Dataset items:

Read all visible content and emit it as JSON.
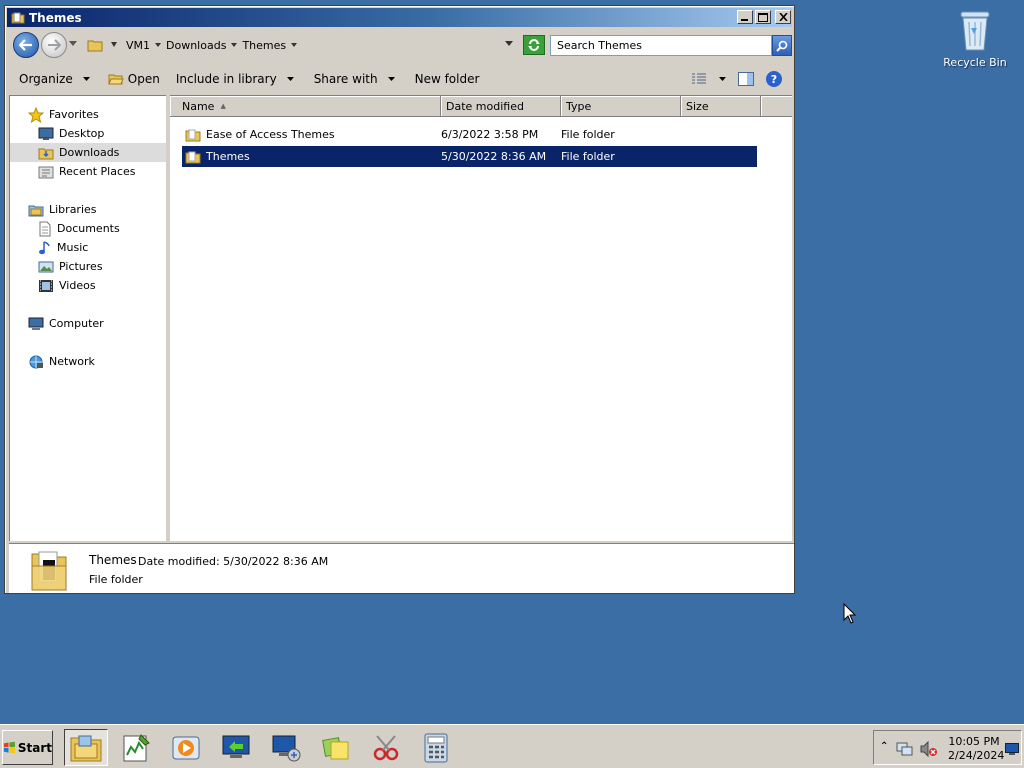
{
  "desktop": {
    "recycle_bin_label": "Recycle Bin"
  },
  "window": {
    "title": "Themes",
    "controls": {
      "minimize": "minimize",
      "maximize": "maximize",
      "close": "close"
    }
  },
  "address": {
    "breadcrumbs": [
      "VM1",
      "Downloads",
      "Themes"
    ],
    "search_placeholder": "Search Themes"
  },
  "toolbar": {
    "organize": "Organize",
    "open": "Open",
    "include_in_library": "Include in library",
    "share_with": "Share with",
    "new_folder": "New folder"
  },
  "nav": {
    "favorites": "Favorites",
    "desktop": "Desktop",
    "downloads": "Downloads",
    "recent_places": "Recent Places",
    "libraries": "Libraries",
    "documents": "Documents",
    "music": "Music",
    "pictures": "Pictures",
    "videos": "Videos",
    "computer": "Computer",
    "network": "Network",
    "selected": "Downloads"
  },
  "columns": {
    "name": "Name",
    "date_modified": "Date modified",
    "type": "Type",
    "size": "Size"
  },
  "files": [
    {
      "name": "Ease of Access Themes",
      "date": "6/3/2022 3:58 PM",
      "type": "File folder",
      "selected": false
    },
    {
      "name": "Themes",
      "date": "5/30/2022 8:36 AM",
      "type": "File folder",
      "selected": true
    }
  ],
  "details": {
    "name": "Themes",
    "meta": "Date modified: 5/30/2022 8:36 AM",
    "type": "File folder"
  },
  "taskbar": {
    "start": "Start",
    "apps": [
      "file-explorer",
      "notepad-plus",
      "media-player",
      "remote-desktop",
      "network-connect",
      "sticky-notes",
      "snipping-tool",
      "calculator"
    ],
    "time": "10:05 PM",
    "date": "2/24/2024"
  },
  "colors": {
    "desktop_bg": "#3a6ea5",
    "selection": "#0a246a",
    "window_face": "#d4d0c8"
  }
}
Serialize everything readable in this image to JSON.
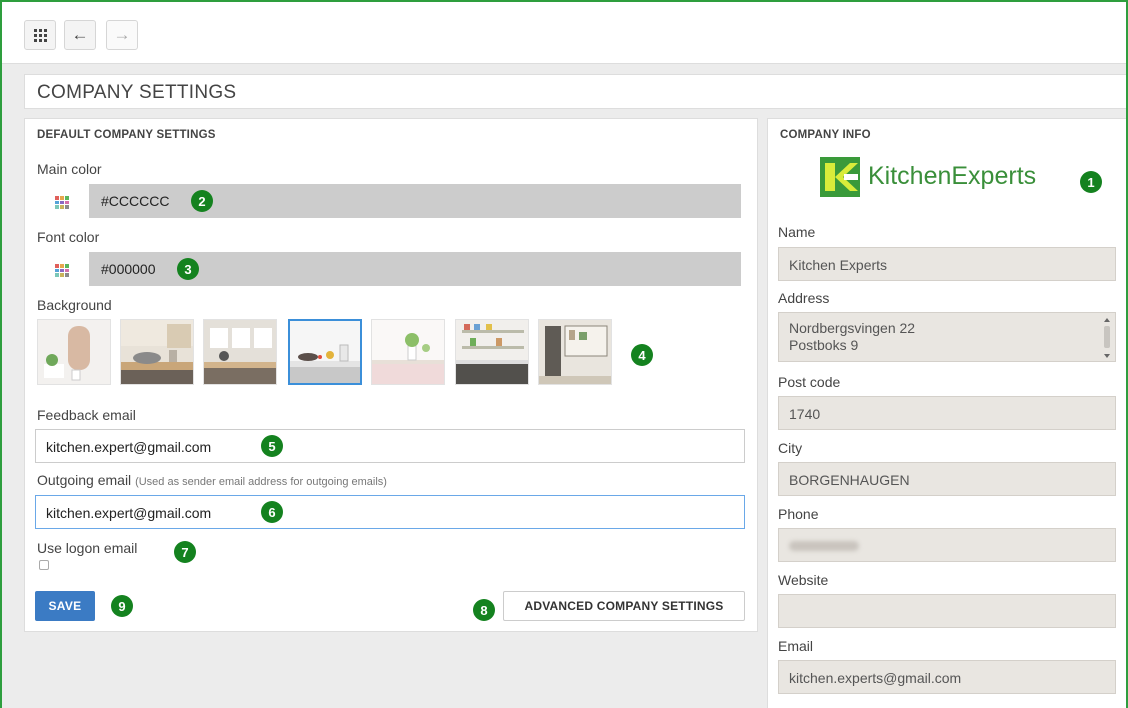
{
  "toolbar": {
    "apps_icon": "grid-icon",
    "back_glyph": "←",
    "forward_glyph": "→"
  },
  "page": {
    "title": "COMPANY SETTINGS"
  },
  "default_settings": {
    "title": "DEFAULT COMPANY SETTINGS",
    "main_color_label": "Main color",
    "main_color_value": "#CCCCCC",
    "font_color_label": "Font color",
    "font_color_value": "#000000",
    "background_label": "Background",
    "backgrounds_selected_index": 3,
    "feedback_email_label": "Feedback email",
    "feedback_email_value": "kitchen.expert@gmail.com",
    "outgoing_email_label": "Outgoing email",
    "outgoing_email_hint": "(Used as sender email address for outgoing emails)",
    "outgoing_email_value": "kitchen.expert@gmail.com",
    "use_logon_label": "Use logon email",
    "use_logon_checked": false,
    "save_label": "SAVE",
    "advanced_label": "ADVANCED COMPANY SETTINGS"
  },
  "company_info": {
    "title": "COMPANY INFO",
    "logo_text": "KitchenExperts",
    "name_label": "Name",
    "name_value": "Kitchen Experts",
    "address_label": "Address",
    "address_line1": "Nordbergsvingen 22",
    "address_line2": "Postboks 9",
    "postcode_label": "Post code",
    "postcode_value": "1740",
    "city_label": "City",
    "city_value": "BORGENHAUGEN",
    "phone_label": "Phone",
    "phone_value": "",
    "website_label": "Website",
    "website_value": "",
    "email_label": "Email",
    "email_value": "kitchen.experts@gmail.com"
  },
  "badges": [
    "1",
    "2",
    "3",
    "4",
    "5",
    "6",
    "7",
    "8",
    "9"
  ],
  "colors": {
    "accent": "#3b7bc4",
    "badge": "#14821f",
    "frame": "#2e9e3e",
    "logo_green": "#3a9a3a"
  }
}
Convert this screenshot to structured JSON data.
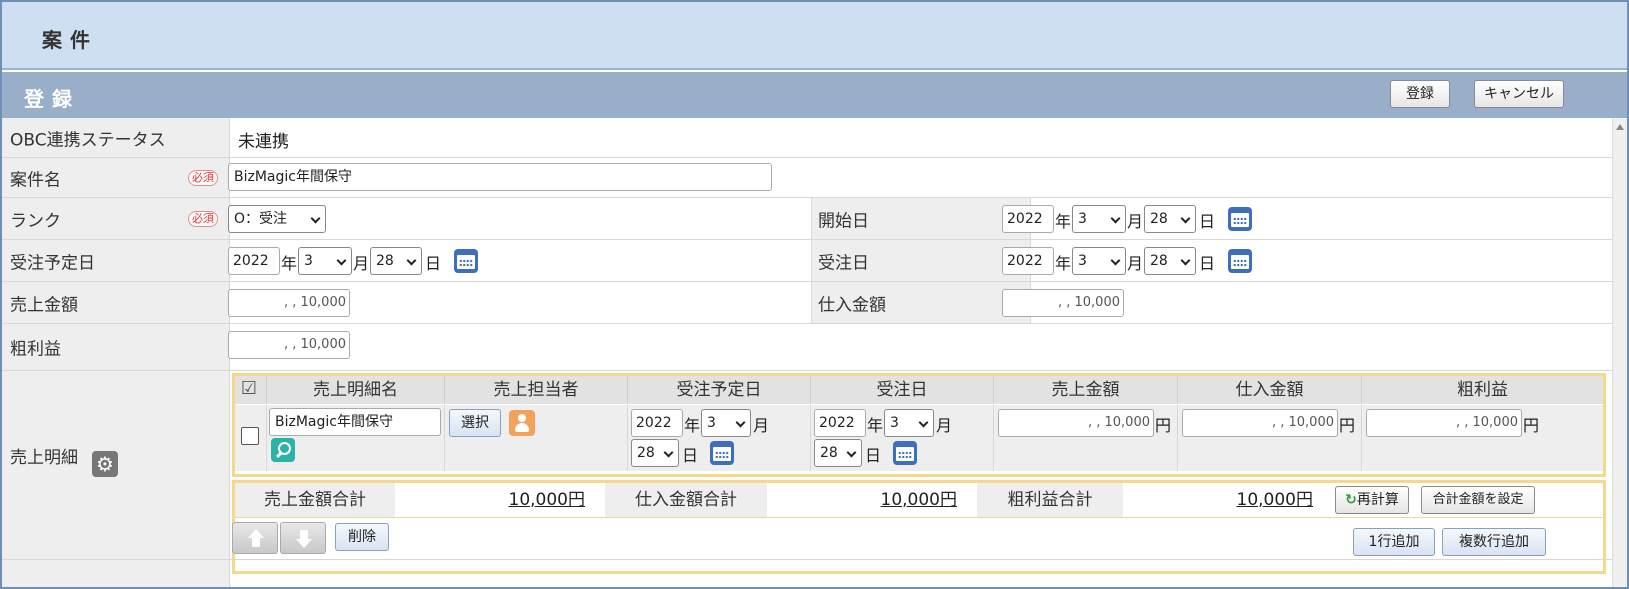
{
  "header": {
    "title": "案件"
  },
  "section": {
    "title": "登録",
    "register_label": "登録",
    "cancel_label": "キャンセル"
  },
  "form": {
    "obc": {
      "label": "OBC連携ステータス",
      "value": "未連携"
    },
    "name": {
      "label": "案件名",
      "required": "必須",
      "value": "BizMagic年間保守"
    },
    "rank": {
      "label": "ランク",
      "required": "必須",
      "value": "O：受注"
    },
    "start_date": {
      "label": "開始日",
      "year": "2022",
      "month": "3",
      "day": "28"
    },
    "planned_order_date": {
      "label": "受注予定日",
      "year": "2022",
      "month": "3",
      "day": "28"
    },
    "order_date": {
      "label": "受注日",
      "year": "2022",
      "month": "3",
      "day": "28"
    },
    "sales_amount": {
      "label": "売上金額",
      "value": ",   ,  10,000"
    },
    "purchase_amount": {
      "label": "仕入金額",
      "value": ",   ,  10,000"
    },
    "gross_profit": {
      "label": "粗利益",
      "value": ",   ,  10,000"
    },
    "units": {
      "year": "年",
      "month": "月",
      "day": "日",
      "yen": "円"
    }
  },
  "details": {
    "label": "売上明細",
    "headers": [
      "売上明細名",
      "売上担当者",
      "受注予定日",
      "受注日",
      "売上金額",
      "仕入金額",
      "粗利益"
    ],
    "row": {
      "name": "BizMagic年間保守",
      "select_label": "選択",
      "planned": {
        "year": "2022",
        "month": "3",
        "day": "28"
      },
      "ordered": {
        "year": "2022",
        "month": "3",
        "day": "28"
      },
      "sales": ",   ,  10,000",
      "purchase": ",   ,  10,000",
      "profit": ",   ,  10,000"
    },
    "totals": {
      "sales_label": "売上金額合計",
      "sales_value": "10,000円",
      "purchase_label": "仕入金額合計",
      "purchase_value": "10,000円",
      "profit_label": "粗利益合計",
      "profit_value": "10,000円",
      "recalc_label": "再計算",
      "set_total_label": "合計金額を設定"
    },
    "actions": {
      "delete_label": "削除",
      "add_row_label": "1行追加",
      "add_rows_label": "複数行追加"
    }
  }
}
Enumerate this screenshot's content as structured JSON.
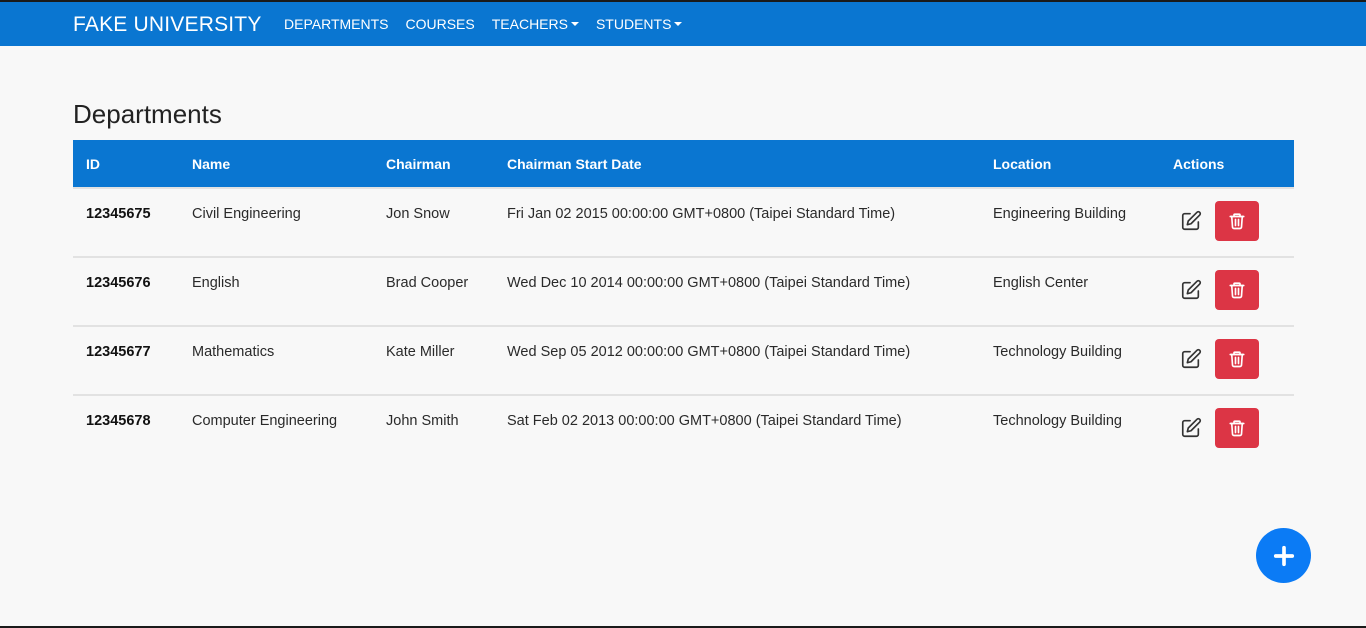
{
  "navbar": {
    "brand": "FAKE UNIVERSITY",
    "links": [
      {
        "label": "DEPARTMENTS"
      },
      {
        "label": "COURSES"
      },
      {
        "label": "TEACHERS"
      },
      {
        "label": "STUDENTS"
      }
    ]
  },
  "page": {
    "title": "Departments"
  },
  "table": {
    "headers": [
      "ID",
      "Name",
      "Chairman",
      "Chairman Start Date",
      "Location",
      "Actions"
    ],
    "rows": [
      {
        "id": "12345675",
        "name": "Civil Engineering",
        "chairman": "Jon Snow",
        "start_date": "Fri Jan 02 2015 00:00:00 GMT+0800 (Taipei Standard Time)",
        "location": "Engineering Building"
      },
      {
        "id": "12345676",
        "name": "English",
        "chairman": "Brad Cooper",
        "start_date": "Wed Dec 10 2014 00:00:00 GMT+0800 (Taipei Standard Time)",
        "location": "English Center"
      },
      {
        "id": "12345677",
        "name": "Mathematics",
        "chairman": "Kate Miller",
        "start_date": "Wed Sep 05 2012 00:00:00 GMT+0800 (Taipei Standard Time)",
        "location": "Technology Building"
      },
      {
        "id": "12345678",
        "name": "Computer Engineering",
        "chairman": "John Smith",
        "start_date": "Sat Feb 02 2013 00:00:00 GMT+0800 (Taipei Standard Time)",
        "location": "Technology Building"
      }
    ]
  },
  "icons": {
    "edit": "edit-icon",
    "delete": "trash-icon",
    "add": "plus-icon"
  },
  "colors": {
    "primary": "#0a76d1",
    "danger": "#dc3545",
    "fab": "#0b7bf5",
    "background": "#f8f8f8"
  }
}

> Task statement: Quote every record above exactly, leaving out any pictures.

> Task result:
Read all visible content and emit it as JSON.
{
  "desktop": {
    "recycle_bin_label": "Recycle Bin"
  },
  "window": {
    "title": "Themes",
    "controls": {
      "minimize": "minimize",
      "maximize": "maximize",
      "close": "close"
    }
  },
  "address": {
    "breadcrumbs": [
      "VM1",
      "Downloads",
      "Themes"
    ],
    "search_placeholder": "Search Themes"
  },
  "toolbar": {
    "organize": "Organize",
    "open": "Open",
    "include_in_library": "Include in library",
    "share_with": "Share with",
    "new_folder": "New folder"
  },
  "nav": {
    "favorites": "Favorites",
    "desktop": "Desktop",
    "downloads": "Downloads",
    "recent_places": "Recent Places",
    "libraries": "Libraries",
    "documents": "Documents",
    "music": "Music",
    "pictures": "Pictures",
    "videos": "Videos",
    "computer": "Computer",
    "network": "Network",
    "selected": "Downloads"
  },
  "columns": {
    "name": "Name",
    "date_modified": "Date modified",
    "type": "Type",
    "size": "Size"
  },
  "files": [
    {
      "name": "Ease of Access Themes",
      "date": "6/3/2022 3:58 PM",
      "type": "File folder",
      "selected": false
    },
    {
      "name": "Themes",
      "date": "5/30/2022 8:36 AM",
      "type": "File folder",
      "selected": true
    }
  ],
  "details": {
    "name": "Themes",
    "meta": "Date modified: 5/30/2022 8:36 AM",
    "type": "File folder"
  },
  "taskbar": {
    "start": "Start",
    "apps": [
      "file-explorer",
      "notepad-plus",
      "media-player",
      "remote-desktop",
      "network-connect",
      "sticky-notes",
      "snipping-tool",
      "calculator"
    ],
    "time": "10:05 PM",
    "date": "2/24/2024"
  },
  "colors": {
    "desktop_bg": "#3a6ea5",
    "selection": "#0a246a",
    "window_face": "#d4d0c8"
  }
}
Serialize everything readable in this image to JSON.
{
  "toolbar": {
    "apps_icon": "grid-icon",
    "back_glyph": "←",
    "forward_glyph": "→"
  },
  "page": {
    "title": "COMPANY SETTINGS"
  },
  "default_settings": {
    "title": "DEFAULT COMPANY SETTINGS",
    "main_color_label": "Main color",
    "main_color_value": "#CCCCCC",
    "font_color_label": "Font color",
    "font_color_value": "#000000",
    "background_label": "Background",
    "backgrounds_selected_index": 3,
    "feedback_email_label": "Feedback email",
    "feedback_email_value": "kitchen.expert@gmail.com",
    "outgoing_email_label": "Outgoing email",
    "outgoing_email_hint": "(Used as sender email address for outgoing emails)",
    "outgoing_email_value": "kitchen.expert@gmail.com",
    "use_logon_label": "Use logon email",
    "use_logon_checked": false,
    "save_label": "SAVE",
    "advanced_label": "ADVANCED COMPANY SETTINGS"
  },
  "company_info": {
    "title": "COMPANY INFO",
    "logo_text": "KitchenExperts",
    "name_label": "Name",
    "name_value": "Kitchen Experts",
    "address_label": "Address",
    "address_line1": "Nordbergsvingen 22",
    "address_line2": "Postboks 9",
    "postcode_label": "Post code",
    "postcode_value": "1740",
    "city_label": "City",
    "city_value": "BORGENHAUGEN",
    "phone_label": "Phone",
    "phone_value": "",
    "website_label": "Website",
    "website_value": "",
    "email_label": "Email",
    "email_value": "kitchen.experts@gmail.com"
  },
  "badges": [
    "1",
    "2",
    "3",
    "4",
    "5",
    "6",
    "7",
    "8",
    "9"
  ],
  "colors": {
    "accent": "#3b7bc4",
    "badge": "#14821f",
    "frame": "#2e9e3e",
    "logo_green": "#3a9a3a"
  }
}
Convert this screenshot to structured JSON data.
{
  "header": {
    "title": "案件"
  },
  "section": {
    "title": "登録",
    "register_label": "登録",
    "cancel_label": "キャンセル"
  },
  "form": {
    "obc": {
      "label": "OBC連携ステータス",
      "value": "未連携"
    },
    "name": {
      "label": "案件名",
      "required": "必須",
      "value": "BizMagic年間保守"
    },
    "rank": {
      "label": "ランク",
      "required": "必須",
      "value": "O：受注"
    },
    "start_date": {
      "label": "開始日",
      "year": "2022",
      "month": "3",
      "day": "28"
    },
    "planned_order_date": {
      "label": "受注予定日",
      "year": "2022",
      "month": "3",
      "day": "28"
    },
    "order_date": {
      "label": "受注日",
      "year": "2022",
      "month": "3",
      "day": "28"
    },
    "sales_amount": {
      "label": "売上金額",
      "value": ",   ,  10,000"
    },
    "purchase_amount": {
      "label": "仕入金額",
      "value": ",   ,  10,000"
    },
    "gross_profit": {
      "label": "粗利益",
      "value": ",   ,  10,000"
    },
    "units": {
      "year": "年",
      "month": "月",
      "day": "日",
      "yen": "円"
    }
  },
  "details": {
    "label": "売上明細",
    "headers": [
      "売上明細名",
      "売上担当者",
      "受注予定日",
      "受注日",
      "売上金額",
      "仕入金額",
      "粗利益"
    ],
    "row": {
      "name": "BizMagic年間保守",
      "select_label": "選択",
      "planned": {
        "year": "2022",
        "month": "3",
        "day": "28"
      },
      "ordered": {
        "year": "2022",
        "month": "3",
        "day": "28"
      },
      "sales": ",   ,  10,000",
      "purchase": ",   ,  10,000",
      "profit": ",   ,  10,000"
    },
    "totals": {
      "sales_label": "売上金額合計",
      "sales_value": "10,000円",
      "purchase_label": "仕入金額合計",
      "purchase_value": "10,000円",
      "profit_label": "粗利益合計",
      "profit_value": "10,000円",
      "recalc_label": "再計算",
      "set_total_label": "合計金額を設定"
    },
    "actions": {
      "delete_label": "削除",
      "add_row_label": "1行追加",
      "add_rows_label": "複数行追加"
    }
  }
}
Enumerate this screenshot's content as structured JSON.
{
  "navbar": {
    "brand": "FAKE UNIVERSITY",
    "links": [
      {
        "label": "DEPARTMENTS"
      },
      {
        "label": "COURSES"
      },
      {
        "label": "TEACHERS"
      },
      {
        "label": "STUDENTS"
      }
    ]
  },
  "page": {
    "title": "Departments"
  },
  "table": {
    "headers": [
      "ID",
      "Name",
      "Chairman",
      "Chairman Start Date",
      "Location",
      "Actions"
    ],
    "rows": [
      {
        "id": "12345675",
        "name": "Civil Engineering",
        "chairman": "Jon Snow",
        "start_date": "Fri Jan 02 2015 00:00:00 GMT+0800 (Taipei Standard Time)",
        "location": "Engineering Building"
      },
      {
        "id": "12345676",
        "name": "English",
        "chairman": "Brad Cooper",
        "start_date": "Wed Dec 10 2014 00:00:00 GMT+0800 (Taipei Standard Time)",
        "location": "English Center"
      },
      {
        "id": "12345677",
        "name": "Mathematics",
        "chairman": "Kate Miller",
        "start_date": "Wed Sep 05 2012 00:00:00 GMT+0800 (Taipei Standard Time)",
        "location": "Technology Building"
      },
      {
        "id": "12345678",
        "name": "Computer Engineering",
        "chairman": "John Smith",
        "start_date": "Sat Feb 02 2013 00:00:00 GMT+0800 (Taipei Standard Time)",
        "location": "Technology Building"
      }
    ]
  },
  "icons": {
    "edit": "edit-icon",
    "delete": "trash-icon",
    "add": "plus-icon"
  },
  "colors": {
    "primary": "#0a76d1",
    "danger": "#dc3545",
    "fab": "#0b7bf5",
    "background": "#f8f8f8"
  }
}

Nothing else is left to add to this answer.